Directions for this task
Copy each line of the material below that includes the string "평가결과".

==== Records provided ====

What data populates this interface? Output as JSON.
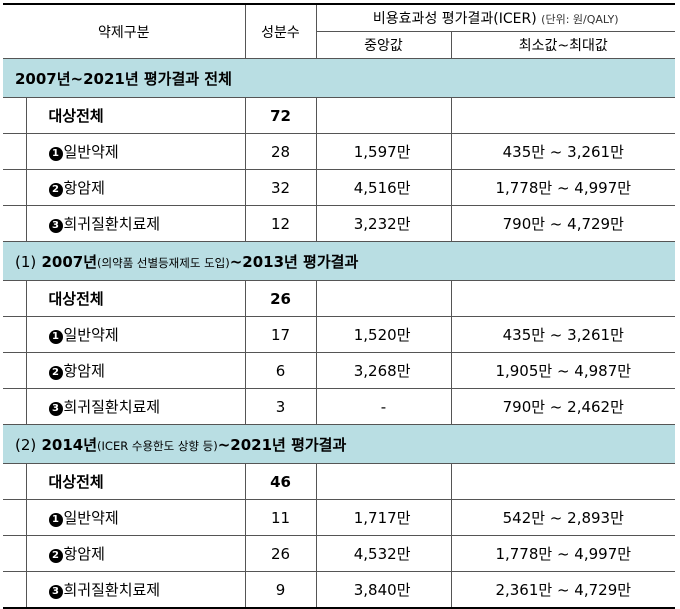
{
  "header": {
    "col_category": "약제구분",
    "col_count": "성분수",
    "col_icer_group": "비용효과성 평가결과(ICER)",
    "col_icer_unit": "(단위: 원/QALY)",
    "col_median": "중앙값",
    "col_range": "최소값~최대값"
  },
  "sections": [
    {
      "title_bold_1": "2007년~2021년 평가결과 전체",
      "title_paren": "",
      "title_small": "",
      "title_bold_2": "",
      "rows": [
        {
          "mark": "",
          "label": "대상전체",
          "count": "72",
          "median": "",
          "range": "",
          "total": true
        },
        {
          "mark": "1",
          "label": "일반약제",
          "count": "28",
          "median": "1,597만",
          "range": "435만 ~ 3,261만"
        },
        {
          "mark": "2",
          "label": "항암제",
          "count": "32",
          "median": "4,516만",
          "range": "1,778만 ~ 4,997만"
        },
        {
          "mark": "3",
          "label": "희귀질환치료제",
          "count": "12",
          "median": "3,232만",
          "range": "790만 ~ 4,729만"
        }
      ]
    },
    {
      "title_paren": "(1)",
      "title_bold_1": "2007년",
      "title_small": "(의약품 선별등재제도 도입)",
      "title_bold_2": "~2013년 평가결과",
      "rows": [
        {
          "mark": "",
          "label": "대상전체",
          "count": "26",
          "median": "",
          "range": "",
          "total": true
        },
        {
          "mark": "1",
          "label": "일반약제",
          "count": "17",
          "median": "1,520만",
          "range": "435만 ~ 3,261만"
        },
        {
          "mark": "2",
          "label": "항암제",
          "count": "6",
          "median": "3,268만",
          "range": "1,905만 ~ 4,987만"
        },
        {
          "mark": "3",
          "label": "희귀질환치료제",
          "count": "3",
          "median": "-",
          "range": "790만 ~ 2,462만"
        }
      ]
    },
    {
      "title_paren": "(2)",
      "title_bold_1": "2014년",
      "title_small": "(ICER 수용한도 상향 등)",
      "title_bold_2": "~2021년 평가결과",
      "rows": [
        {
          "mark": "",
          "label": "대상전체",
          "count": "46",
          "median": "",
          "range": "",
          "total": true
        },
        {
          "mark": "1",
          "label": "일반약제",
          "count": "11",
          "median": "1,717만",
          "range": "542만 ~ 2,893만"
        },
        {
          "mark": "2",
          "label": "항암제",
          "count": "26",
          "median": "4,532만",
          "range": "1,778만 ~ 4,997만"
        },
        {
          "mark": "3",
          "label": "희귀질환치료제",
          "count": "9",
          "median": "3,840만",
          "range": "2,361만 ~ 4,729만"
        }
      ]
    }
  ]
}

====

Expected output
    "col_icer_group": "비용효과성 평가결과(ICER)",
      "title_bold_1": "2007년~2021년 평가결과 전체",
      "title_bold_2": "~2013년 평가결과",
      "title_bold_2": "~2021년 평가결과",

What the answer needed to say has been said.